- **GIVEN EXERCISE**
Leave out the pictures and copy every record exactly.

begin SOURCE MATERIAL

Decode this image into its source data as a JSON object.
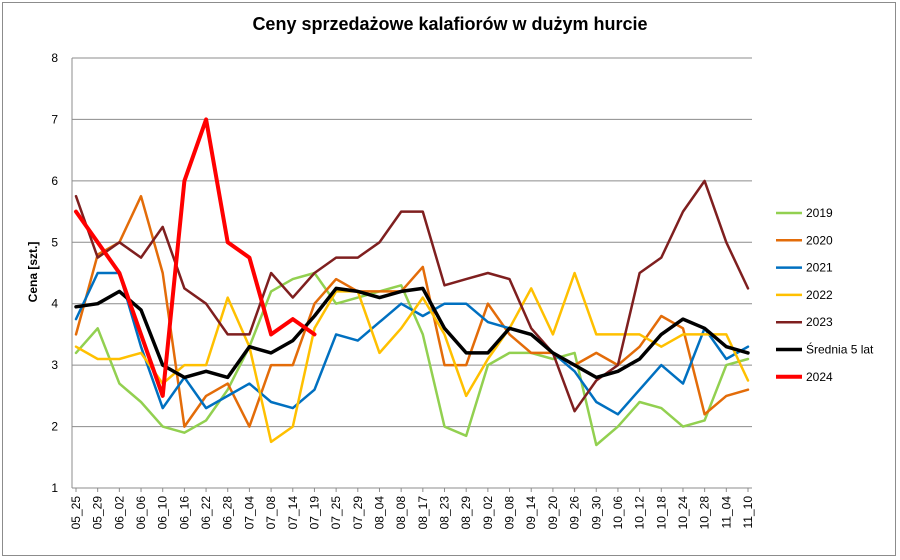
{
  "chart_data": {
    "type": "line",
    "title": "Ceny sprzedażowe kalafiorów w dużym hurcie",
    "xlabel": "",
    "ylabel": "Cena [szt.]",
    "ylim": [
      1,
      8
    ],
    "yticks": [
      1,
      2,
      3,
      4,
      5,
      6,
      7,
      8
    ],
    "grid": true,
    "legend_position": "right",
    "x_tick_labels": [
      "05_25",
      "05_29",
      "06_02",
      "06_06",
      "06_10",
      "06_16",
      "06_22",
      "06_28",
      "07_04",
      "07_08",
      "07_14",
      "07_19",
      "07_25",
      "07_29",
      "08_04",
      "08_08",
      "08_17",
      "08_23",
      "08_29",
      "09_02",
      "09_08",
      "09_14",
      "09_20",
      "09_26",
      "09_30",
      "10_06",
      "10_12",
      "10_18",
      "10_24",
      "10_28",
      "11_04",
      "11_10"
    ],
    "x": [
      "05_25",
      "05_29",
      "06_02",
      "06_06",
      "06_10",
      "06_16",
      "06_22",
      "06_28",
      "07_04",
      "07_08",
      "07_14",
      "07_19",
      "07_25",
      "07_29",
      "08_04",
      "08_08",
      "08_17",
      "08_23",
      "08_29",
      "09_02",
      "09_08",
      "09_14",
      "09_20",
      "09_26",
      "09_30",
      "10_06",
      "10_12",
      "10_18",
      "10_24",
      "10_28",
      "11_04",
      "11_10"
    ],
    "series": [
      {
        "name": "2019",
        "color": "#92d050",
        "width": 2.5,
        "values": [
          3.2,
          3.6,
          2.7,
          2.4,
          2.0,
          1.9,
          2.1,
          2.6,
          3.3,
          4.2,
          4.4,
          4.5,
          4.0,
          4.1,
          4.2,
          4.3,
          3.5,
          2.0,
          1.85,
          3.0,
          3.2,
          3.2,
          3.1,
          3.2,
          1.7,
          2.0,
          2.4,
          2.3,
          2.0,
          2.1,
          3.0,
          3.1
        ]
      },
      {
        "name": "2020",
        "color": "#e36c09",
        "width": 2.5,
        "values": [
          3.5,
          4.8,
          5.0,
          5.75,
          4.5,
          2.0,
          2.5,
          2.7,
          2.0,
          3.0,
          3.0,
          4.0,
          4.4,
          4.2,
          4.2,
          4.2,
          4.6,
          3.0,
          3.0,
          4.0,
          3.5,
          3.2,
          3.2,
          3.0,
          3.2,
          3.0,
          3.3,
          3.8,
          3.6,
          2.2,
          2.5,
          2.6
        ]
      },
      {
        "name": "2021",
        "color": "#0070c0",
        "width": 2.5,
        "values": [
          3.75,
          4.5,
          4.5,
          3.3,
          2.3,
          2.8,
          2.3,
          2.5,
          2.7,
          2.4,
          2.3,
          2.6,
          3.5,
          3.4,
          3.7,
          4.0,
          3.8,
          4.0,
          4.0,
          3.7,
          3.6,
          3.5,
          3.2,
          2.9,
          2.4,
          2.2,
          2.6,
          3.0,
          2.7,
          3.6,
          3.1,
          3.3
        ]
      },
      {
        "name": "2022",
        "color": "#ffc000",
        "width": 2.5,
        "values": [
          3.3,
          3.1,
          3.1,
          3.2,
          2.7,
          3.0,
          3.0,
          4.1,
          3.3,
          1.75,
          2.0,
          3.6,
          4.2,
          4.2,
          3.2,
          3.6,
          4.1,
          3.5,
          2.5,
          3.1,
          3.6,
          4.25,
          3.5,
          4.5,
          3.5,
          3.5,
          3.5,
          3.3,
          3.5,
          3.5,
          3.5,
          2.75
        ]
      },
      {
        "name": "2023",
        "color": "#7f1f1f",
        "width": 2.5,
        "values": [
          5.75,
          4.75,
          5.0,
          4.75,
          5.25,
          4.25,
          4.0,
          3.5,
          3.5,
          4.5,
          4.1,
          4.5,
          4.75,
          4.75,
          5.0,
          5.5,
          5.5,
          4.3,
          4.4,
          4.5,
          4.4,
          3.6,
          3.2,
          2.25,
          2.75,
          3.0,
          4.5,
          4.75,
          5.5,
          6.0,
          5.0,
          4.25
        ]
      },
      {
        "name": "Średnia 5 lat",
        "color": "#000000",
        "width": 3.5,
        "values": [
          3.95,
          4.0,
          4.2,
          3.9,
          3.0,
          2.8,
          2.9,
          2.8,
          3.3,
          3.2,
          3.4,
          3.8,
          4.25,
          4.2,
          4.1,
          4.2,
          4.25,
          3.6,
          3.2,
          3.2,
          3.6,
          3.5,
          3.2,
          3.0,
          2.8,
          2.9,
          3.1,
          3.5,
          3.75,
          3.6,
          3.3,
          3.2
        ]
      },
      {
        "name": "2024",
        "color": "#ff0000",
        "width": 4,
        "values": [
          5.5,
          5.0,
          4.5,
          3.5,
          2.5,
          6.0,
          7.0,
          5.0,
          4.75,
          3.5,
          3.75,
          3.5,
          null,
          null,
          null,
          null,
          null,
          null,
          null,
          null,
          null,
          null,
          null,
          null,
          null,
          null,
          null,
          null,
          null,
          null,
          null,
          null
        ]
      }
    ]
  }
}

end SOURCE MATERIAL

- **TASK RESPONSE**
Decode this image into its source data as a JSON object.
{
  "chart_data": {
    "type": "line",
    "title": "Ceny sprzedażowe kalafiorów w dużym hurcie",
    "xlabel": "",
    "ylabel": "Cena [szt.]",
    "ylim": [
      1,
      8
    ],
    "yticks": [
      1,
      2,
      3,
      4,
      5,
      6,
      7,
      8
    ],
    "grid": true,
    "legend_position": "right",
    "x_tick_labels": [
      "05_25",
      "05_29",
      "06_02",
      "06_06",
      "06_10",
      "06_16",
      "06_22",
      "06_28",
      "07_04",
      "07_08",
      "07_14",
      "07_19",
      "07_25",
      "07_29",
      "08_04",
      "08_08",
      "08_17",
      "08_23",
      "08_29",
      "09_02",
      "09_08",
      "09_14",
      "09_20",
      "09_26",
      "09_30",
      "10_06",
      "10_12",
      "10_18",
      "10_24",
      "10_28",
      "11_04",
      "11_10"
    ],
    "x": [
      "05_25",
      "05_29",
      "06_02",
      "06_06",
      "06_10",
      "06_16",
      "06_22",
      "06_28",
      "07_04",
      "07_08",
      "07_14",
      "07_19",
      "07_25",
      "07_29",
      "08_04",
      "08_08",
      "08_17",
      "08_23",
      "08_29",
      "09_02",
      "09_08",
      "09_14",
      "09_20",
      "09_26",
      "09_30",
      "10_06",
      "10_12",
      "10_18",
      "10_24",
      "10_28",
      "11_04",
      "11_10"
    ],
    "series": [
      {
        "name": "2019",
        "color": "#92d050",
        "width": 2.5,
        "values": [
          3.2,
          3.6,
          2.7,
          2.4,
          2.0,
          1.9,
          2.1,
          2.6,
          3.3,
          4.2,
          4.4,
          4.5,
          4.0,
          4.1,
          4.2,
          4.3,
          3.5,
          2.0,
          1.85,
          3.0,
          3.2,
          3.2,
          3.1,
          3.2,
          1.7,
          2.0,
          2.4,
          2.3,
          2.0,
          2.1,
          3.0,
          3.1
        ]
      },
      {
        "name": "2020",
        "color": "#e36c09",
        "width": 2.5,
        "values": [
          3.5,
          4.8,
          5.0,
          5.75,
          4.5,
          2.0,
          2.5,
          2.7,
          2.0,
          3.0,
          3.0,
          4.0,
          4.4,
          4.2,
          4.2,
          4.2,
          4.6,
          3.0,
          3.0,
          4.0,
          3.5,
          3.2,
          3.2,
          3.0,
          3.2,
          3.0,
          3.3,
          3.8,
          3.6,
          2.2,
          2.5,
          2.6
        ]
      },
      {
        "name": "2021",
        "color": "#0070c0",
        "width": 2.5,
        "values": [
          3.75,
          4.5,
          4.5,
          3.3,
          2.3,
          2.8,
          2.3,
          2.5,
          2.7,
          2.4,
          2.3,
          2.6,
          3.5,
          3.4,
          3.7,
          4.0,
          3.8,
          4.0,
          4.0,
          3.7,
          3.6,
          3.5,
          3.2,
          2.9,
          2.4,
          2.2,
          2.6,
          3.0,
          2.7,
          3.6,
          3.1,
          3.3
        ]
      },
      {
        "name": "2022",
        "color": "#ffc000",
        "width": 2.5,
        "values": [
          3.3,
          3.1,
          3.1,
          3.2,
          2.7,
          3.0,
          3.0,
          4.1,
          3.3,
          1.75,
          2.0,
          3.6,
          4.2,
          4.2,
          3.2,
          3.6,
          4.1,
          3.5,
          2.5,
          3.1,
          3.6,
          4.25,
          3.5,
          4.5,
          3.5,
          3.5,
          3.5,
          3.3,
          3.5,
          3.5,
          3.5,
          2.75
        ]
      },
      {
        "name": "2023",
        "color": "#7f1f1f",
        "width": 2.5,
        "values": [
          5.75,
          4.75,
          5.0,
          4.75,
          5.25,
          4.25,
          4.0,
          3.5,
          3.5,
          4.5,
          4.1,
          4.5,
          4.75,
          4.75,
          5.0,
          5.5,
          5.5,
          4.3,
          4.4,
          4.5,
          4.4,
          3.6,
          3.2,
          2.25,
          2.75,
          3.0,
          4.5,
          4.75,
          5.5,
          6.0,
          5.0,
          4.25
        ]
      },
      {
        "name": "Średnia 5 lat",
        "color": "#000000",
        "width": 3.5,
        "values": [
          3.95,
          4.0,
          4.2,
          3.9,
          3.0,
          2.8,
          2.9,
          2.8,
          3.3,
          3.2,
          3.4,
          3.8,
          4.25,
          4.2,
          4.1,
          4.2,
          4.25,
          3.6,
          3.2,
          3.2,
          3.6,
          3.5,
          3.2,
          3.0,
          2.8,
          2.9,
          3.1,
          3.5,
          3.75,
          3.6,
          3.3,
          3.2
        ]
      },
      {
        "name": "2024",
        "color": "#ff0000",
        "width": 4,
        "values": [
          5.5,
          5.0,
          4.5,
          3.5,
          2.5,
          6.0,
          7.0,
          5.0,
          4.75,
          3.5,
          3.75,
          3.5,
          null,
          null,
          null,
          null,
          null,
          null,
          null,
          null,
          null,
          null,
          null,
          null,
          null,
          null,
          null,
          null,
          null,
          null,
          null,
          null
        ]
      }
    ]
  }
}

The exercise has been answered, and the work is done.